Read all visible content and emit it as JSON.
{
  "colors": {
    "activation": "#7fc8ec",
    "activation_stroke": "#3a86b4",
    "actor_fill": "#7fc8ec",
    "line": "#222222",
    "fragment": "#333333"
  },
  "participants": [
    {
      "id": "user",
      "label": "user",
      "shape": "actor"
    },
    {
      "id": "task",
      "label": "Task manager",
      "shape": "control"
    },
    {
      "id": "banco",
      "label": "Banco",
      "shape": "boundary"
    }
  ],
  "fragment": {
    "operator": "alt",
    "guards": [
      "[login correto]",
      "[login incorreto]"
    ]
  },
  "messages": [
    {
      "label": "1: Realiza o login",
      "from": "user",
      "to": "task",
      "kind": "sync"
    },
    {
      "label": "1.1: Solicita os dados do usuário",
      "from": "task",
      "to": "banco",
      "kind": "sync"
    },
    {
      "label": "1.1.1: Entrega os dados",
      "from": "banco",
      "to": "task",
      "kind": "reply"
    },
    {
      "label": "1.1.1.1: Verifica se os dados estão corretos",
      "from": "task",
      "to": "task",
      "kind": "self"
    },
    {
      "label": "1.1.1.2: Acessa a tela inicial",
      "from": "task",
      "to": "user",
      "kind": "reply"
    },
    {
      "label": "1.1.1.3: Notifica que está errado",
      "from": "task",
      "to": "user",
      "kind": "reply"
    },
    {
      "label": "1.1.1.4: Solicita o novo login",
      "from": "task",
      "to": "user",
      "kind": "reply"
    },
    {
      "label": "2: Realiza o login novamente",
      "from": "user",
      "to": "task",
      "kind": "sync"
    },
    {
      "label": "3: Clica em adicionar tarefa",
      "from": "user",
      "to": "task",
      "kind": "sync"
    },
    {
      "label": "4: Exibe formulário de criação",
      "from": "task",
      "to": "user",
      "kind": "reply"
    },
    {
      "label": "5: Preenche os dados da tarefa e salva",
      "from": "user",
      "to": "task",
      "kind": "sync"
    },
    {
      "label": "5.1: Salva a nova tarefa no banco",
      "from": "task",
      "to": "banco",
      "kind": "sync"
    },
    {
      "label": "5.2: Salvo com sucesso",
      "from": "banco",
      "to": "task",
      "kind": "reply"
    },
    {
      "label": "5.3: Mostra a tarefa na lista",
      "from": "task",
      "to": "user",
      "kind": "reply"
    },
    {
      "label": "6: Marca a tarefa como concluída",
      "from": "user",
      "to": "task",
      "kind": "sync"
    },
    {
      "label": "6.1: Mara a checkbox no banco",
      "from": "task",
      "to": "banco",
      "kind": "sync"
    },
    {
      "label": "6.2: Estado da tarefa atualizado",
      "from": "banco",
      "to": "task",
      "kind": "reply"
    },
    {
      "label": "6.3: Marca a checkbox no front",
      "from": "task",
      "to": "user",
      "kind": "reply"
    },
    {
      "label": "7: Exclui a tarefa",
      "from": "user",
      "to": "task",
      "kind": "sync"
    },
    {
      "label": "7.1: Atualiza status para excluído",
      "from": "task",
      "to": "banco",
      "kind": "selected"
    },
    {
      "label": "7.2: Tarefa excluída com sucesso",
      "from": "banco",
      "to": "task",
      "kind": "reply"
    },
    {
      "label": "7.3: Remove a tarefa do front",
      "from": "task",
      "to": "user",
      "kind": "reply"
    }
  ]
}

**Task statement:** Repeat every record exactly as written, please.

**Correct response:**
Read all visible content and emit it as JSON.
{
  "colors": {
    "activation": "#7fc8ec",
    "activation_stroke": "#3a86b4",
    "actor_fill": "#7fc8ec",
    "line": "#222222",
    "fragment": "#333333"
  },
  "participants": [
    {
      "id": "user",
      "label": "user",
      "shape": "actor"
    },
    {
      "id": "task",
      "label": "Task manager",
      "shape": "control"
    },
    {
      "id": "banco",
      "label": "Banco",
      "shape": "boundary"
    }
  ],
  "fragment": {
    "operator": "alt",
    "guards": [
      "[login correto]",
      "[login incorreto]"
    ]
  },
  "messages": [
    {
      "label": "1: Realiza o login",
      "from": "user",
      "to": "task",
      "kind": "sync"
    },
    {
      "label": "1.1: Solicita os dados do usuário",
      "from": "task",
      "to": "banco",
      "kind": "sync"
    },
    {
      "label": "1.1.1: Entrega os dados",
      "from": "banco",
      "to": "task",
      "kind": "reply"
    },
    {
      "label": "1.1.1.1: Verifica se os dados estão corretos",
      "from": "task",
      "to": "task",
      "kind": "self"
    },
    {
      "label": "1.1.1.2: Acessa a tela inicial",
      "from": "task",
      "to": "user",
      "kind": "reply"
    },
    {
      "label": "1.1.1.3: Notifica que está errado",
      "from": "task",
      "to": "user",
      "kind": "reply"
    },
    {
      "label": "1.1.1.4: Solicita o novo login",
      "from": "task",
      "to": "user",
      "kind": "reply"
    },
    {
      "label": "2: Realiza o login novamente",
      "from": "user",
      "to": "task",
      "kind": "sync"
    },
    {
      "label": "3: Clica em adicionar tarefa",
      "from": "user",
      "to": "task",
      "kind": "sync"
    },
    {
      "label": "4: Exibe formulário de criação",
      "from": "task",
      "to": "user",
      "kind": "reply"
    },
    {
      "label": "5: Preenche os dados da tarefa e salva",
      "from": "user",
      "to": "task",
      "kind": "sync"
    },
    {
      "label": "5.1: Salva a nova tarefa no banco",
      "from": "task",
      "to": "banco",
      "kind": "sync"
    },
    {
      "label": "5.2: Salvo com sucesso",
      "from": "banco",
      "to": "task",
      "kind": "reply"
    },
    {
      "label": "5.3: Mostra a tarefa na lista",
      "from": "task",
      "to": "user",
      "kind": "reply"
    },
    {
      "label": "6: Marca a tarefa como concluída",
      "from": "user",
      "to": "task",
      "kind": "sync"
    },
    {
      "label": "6.1: Mara a checkbox no banco",
      "from": "task",
      "to": "banco",
      "kind": "sync"
    },
    {
      "label": "6.2: Estado da tarefa atualizado",
      "from": "banco",
      "to": "task",
      "kind": "reply"
    },
    {
      "label": "6.3: Marca a checkbox no front",
      "from": "task",
      "to": "user",
      "kind": "reply"
    },
    {
      "label": "7: Exclui a tarefa",
      "from": "user",
      "to": "task",
      "kind": "sync"
    },
    {
      "label": "7.1: Atualiza status para excluído",
      "from": "task",
      "to": "banco",
      "kind": "selected"
    },
    {
      "label": "7.2: Tarefa excluída com sucesso",
      "from": "banco",
      "to": "task",
      "kind": "reply"
    },
    {
      "label": "7.3: Remove a tarefa do front",
      "from": "task",
      "to": "user",
      "kind": "reply"
    }
  ]
}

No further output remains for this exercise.